Wherever a line in the records contains the word "have", return that line.

• **Given records**:
══════════════════════════════

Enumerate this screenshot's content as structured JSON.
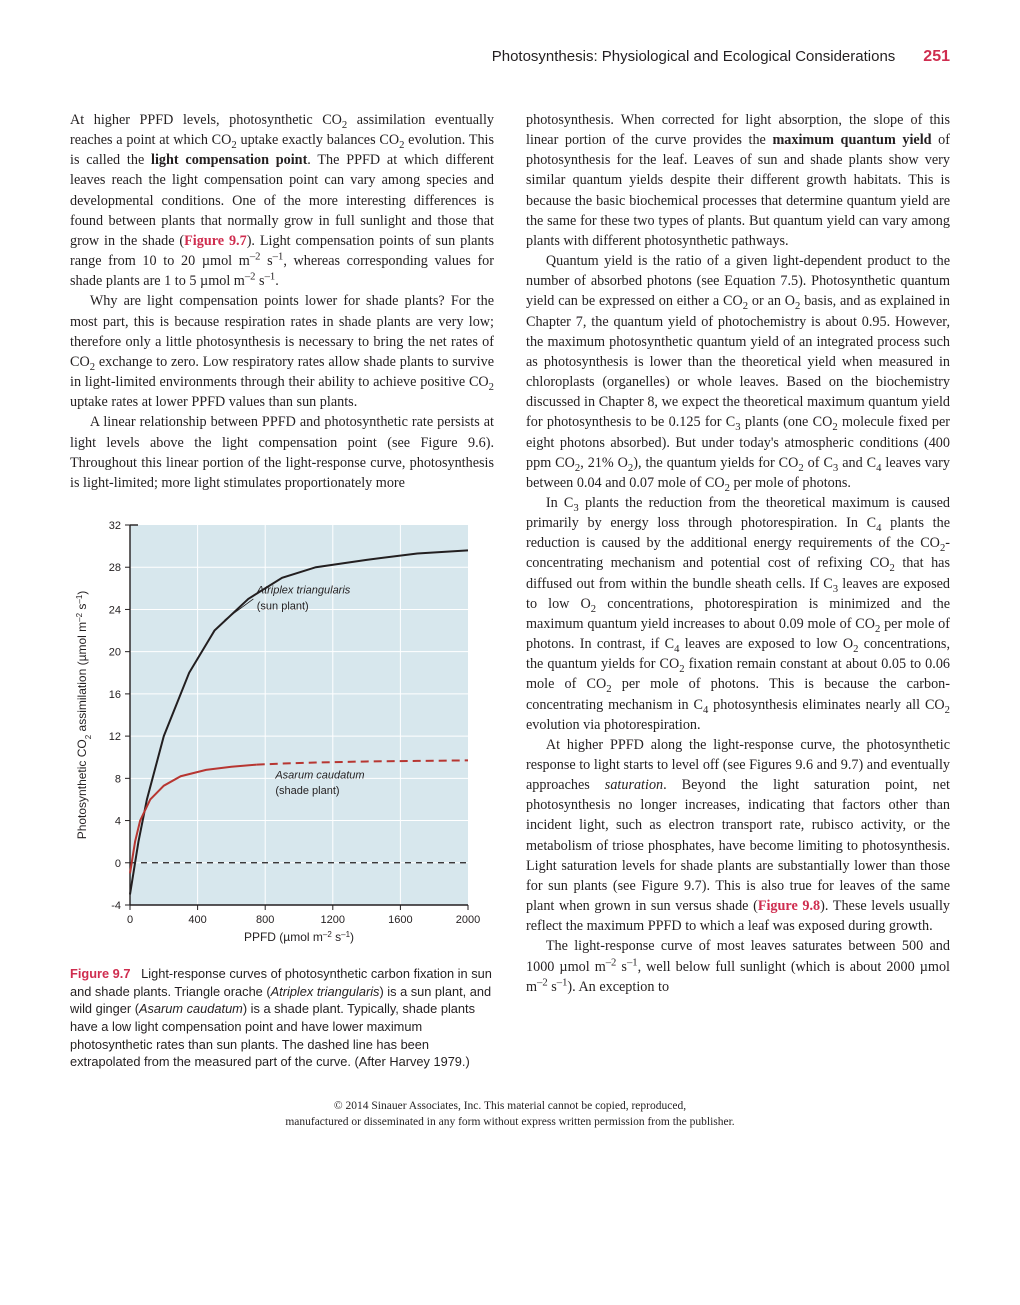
{
  "header": {
    "chapter_title": "Photosynthesis: Physiological and Ecological Considerations",
    "page_number": "251"
  },
  "left_paragraphs": {
    "p1_a": "At higher PPFD levels, photosynthetic CO",
    "p1_b": " assimilation eventually reaches a point at which CO",
    "p1_c": " uptake exactly balances CO",
    "p1_d": " evolution. This is called the ",
    "p1_term": "light compensation point",
    "p1_e": ". The PPFD at which different leaves reach the light compensation point can vary among species and developmental conditions. One of the more interesting differences is found between plants that normally grow in full sunlight and those that grow in the shade (",
    "p1_figref": "Figure 9.7",
    "p1_f": "). Light compensation points of sun plants range from 10 to 20 µmol m",
    "p1_g": " s",
    "p1_h": ", whereas corresponding values for shade plants are 1 to 5 µmol m",
    "p1_i": " s",
    "p1_j": ".",
    "p2_a": "Why are light compensation points lower for shade plants? For the most part, this is because respiration rates in shade plants are very low; therefore only a little photosynthesis is necessary to bring the net rates of CO",
    "p2_b": " exchange to zero. Low respiratory rates allow shade plants to survive in light-limited environments through their ability to achieve positive CO",
    "p2_c": " uptake rates at lower PPFD values than sun plants.",
    "p3": "A linear relationship between PPFD and photosynthetic rate persists at light levels above the light compensation point (see Figure 9.6). Throughout this linear portion of the light-response curve, photosynthesis is light-limited; more light stimulates proportionately more"
  },
  "right_paragraphs": {
    "p1_a": "photosynthesis. When corrected for light absorption, the slope of this linear portion of the curve provides the ",
    "p1_term": "maximum quantum yield",
    "p1_b": " of photosynthesis for the leaf. Leaves of sun and shade plants show very similar quantum yields despite their different growth habitats. This is because the basic biochemical processes that determine quantum yield are the same for these two types of plants. But quantum yield can vary among plants with different photosynthetic pathways.",
    "p2_a": "Quantum yield is the ratio of a given light-dependent product to the number of absorbed photons (see Equation 7.5). Photosynthetic quantum yield can be expressed on either a CO",
    "p2_b": " or an O",
    "p2_c": " basis, and as explained in Chapter 7, the quantum yield of photochemistry is about 0.95. However, the maximum photosynthetic quantum yield of an integrated process such as photosynthesis is lower than the theoretical yield when measured in chloroplasts (organelles) or whole leaves. Based on the biochemistry discussed in Chapter 8, we expect the theoretical maximum quantum yield for photosynthesis to be 0.125 for C",
    "p2_d": " plants (one CO",
    "p2_e": " molecule fixed per eight photons absorbed). But under today's atmospheric conditions (400 ppm CO",
    "p2_f": ", 21% O",
    "p2_g": "), the quantum yields for CO",
    "p2_h": " of C",
    "p2_i": " and C",
    "p2_j": " leaves vary between 0.04 and 0.07 mole of CO",
    "p2_k": " per mole of photons.",
    "p3_a": "In C",
    "p3_b": " plants the reduction from the theoretical maximum is caused primarily by energy loss through photorespiration. In C",
    "p3_c": " plants the reduction is caused by the additional energy requirements of the CO",
    "p3_d": "-concentrating mechanism and potential cost of refixing CO",
    "p3_e": " that has diffused out from within the bundle sheath cells. If C",
    "p3_f": " leaves are exposed to low O",
    "p3_g": " concentrations, photorespiration is minimized and the maximum quantum yield increases to about 0.09 mole of CO",
    "p3_h": " per mole of photons. In contrast, if C",
    "p3_i": " leaves are exposed to low O",
    "p3_j": " concentrations, the quantum yields for CO",
    "p3_k": " fixation remain constant at about 0.05 to 0.06 mole of CO",
    "p3_l": " per mole of photons. This is because the carbon-concentrating mechanism in C",
    "p3_m": " photosynthesis eliminates nearly all CO",
    "p3_n": " evolution via photorespiration.",
    "p4_a": "At higher PPFD along the light-response curve, the photosynthetic response to light starts to level off (see Figures 9.6 and 9.7) and eventually approaches ",
    "p4_ital": "saturation",
    "p4_b": ". Beyond the light saturation point, net photosynthesis no longer increases, indicating that factors other than incident light, such as electron transport rate, rubisco activity, or the metabolism of triose phosphates, have become limiting to photosynthesis. Light saturation levels for shade plants are substantially lower than those for sun plants (see Figure 9.7). This is also true for leaves of the same plant when grown in sun versus shade (",
    "p4_figref": "Figure 9.8",
    "p4_c": "). These levels usually reflect the maximum PPFD to which a leaf was exposed during growth.",
    "p5_a": "The light-response curve of most leaves saturates between 500 and 1000 µmol m",
    "p5_b": " s",
    "p5_c": ", well below full sunlight (which is about 2000 µmol m",
    "p5_d": " s",
    "p5_e": "). An exception to"
  },
  "figure": {
    "type": "line",
    "background_color": "#d7e7ed",
    "plot_border_color": "#231f20",
    "grid_color": "#ffffff",
    "xlim": [
      0,
      2000
    ],
    "ylim": [
      -4,
      32
    ],
    "xtick_step": 400,
    "ytick_step": 4,
    "x_ticks": [
      0,
      400,
      800,
      1200,
      1600,
      2000
    ],
    "y_ticks": [
      -4,
      0,
      4,
      8,
      12,
      16,
      20,
      24,
      28,
      32
    ],
    "xlabel_a": "PPFD (µmol m",
    "xlabel_b": " s",
    "xlabel_c": ")",
    "ylabel_a": "Photosynthetic CO",
    "ylabel_b": " assimilation (µmol m",
    "ylabel_c": " s",
    "ylabel_d": ")",
    "axis_fontsize": 12,
    "tick_fontsize": 11,
    "sun_series": {
      "label_ital": "Atriplex triangularis",
      "label_sub": "(sun plant)",
      "color": "#231f20",
      "line_width": 2,
      "points": [
        [
          0,
          -3
        ],
        [
          50,
          2
        ],
        [
          100,
          6
        ],
        [
          200,
          12
        ],
        [
          350,
          18
        ],
        [
          500,
          22
        ],
        [
          700,
          25
        ],
        [
          900,
          27
        ],
        [
          1100,
          28
        ],
        [
          1400,
          28.7
        ],
        [
          1700,
          29.3
        ],
        [
          2000,
          29.6
        ]
      ]
    },
    "shade_series": {
      "label_ital": "Asarum caudatum",
      "label_sub": "(shade plant)",
      "color": "#b73631",
      "line_width": 2,
      "points_solid": [
        [
          0,
          -1
        ],
        [
          30,
          2
        ],
        [
          60,
          4
        ],
        [
          120,
          6
        ],
        [
          200,
          7.3
        ],
        [
          300,
          8.2
        ],
        [
          450,
          8.8
        ],
        [
          600,
          9.1
        ],
        [
          750,
          9.3
        ]
      ],
      "points_dashed": [
        [
          750,
          9.3
        ],
        [
          900,
          9.4
        ],
        [
          1100,
          9.5
        ],
        [
          1400,
          9.6
        ],
        [
          1700,
          9.65
        ],
        [
          2000,
          9.7
        ]
      ],
      "dash_pattern": "8,5"
    },
    "zero_line": {
      "color": "#231f20",
      "dash_pattern": "6,5"
    },
    "caption_num": "Figure 9.7",
    "caption_a": "Light-response curves of photosynthetic carbon fixation in sun and shade plants. Triangle orache (",
    "caption_ital1": "Atriplex triangularis",
    "caption_b": ") is a sun plant, and wild ginger (",
    "caption_ital2": "Asarum caudatum",
    "caption_c": ") is a shade plant. Typically, shade plants have a low light compensation point and have lower maximum photosynthetic rates than sun plants. The dashed line has been extrapolated from the measured part of the curve. (After Harvey 1979.)"
  },
  "copyright": {
    "line1": "© 2014 Sinauer Associates, Inc.  This material cannot be copied, reproduced,",
    "line2": "manufactured or disseminated in any form without express written permission from the publisher."
  }
}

══════════════════════════════

• **Task response**:
    "p4_b": ". Beyond the light saturation point, net photosynthesis no longer increases, indicating that factors other than incident light, such as electron transport rate, rubisco activity, or the metabolism of triose phosphates, have become limiting to photosynthesis. Light saturation levels for shade plants are substantially lower than those for sun plants (see Figure 9.7). This is also true for leaves of the same plant when grown in sun versus shade (",
    "caption_c": ") is a shade plant. Typically, shade plants have a low light compensation point and have lower maximum photosynthetic rates than sun plants. The dashed line has been extrapolated from the measured part of the curve. (After Harvey 1979.)"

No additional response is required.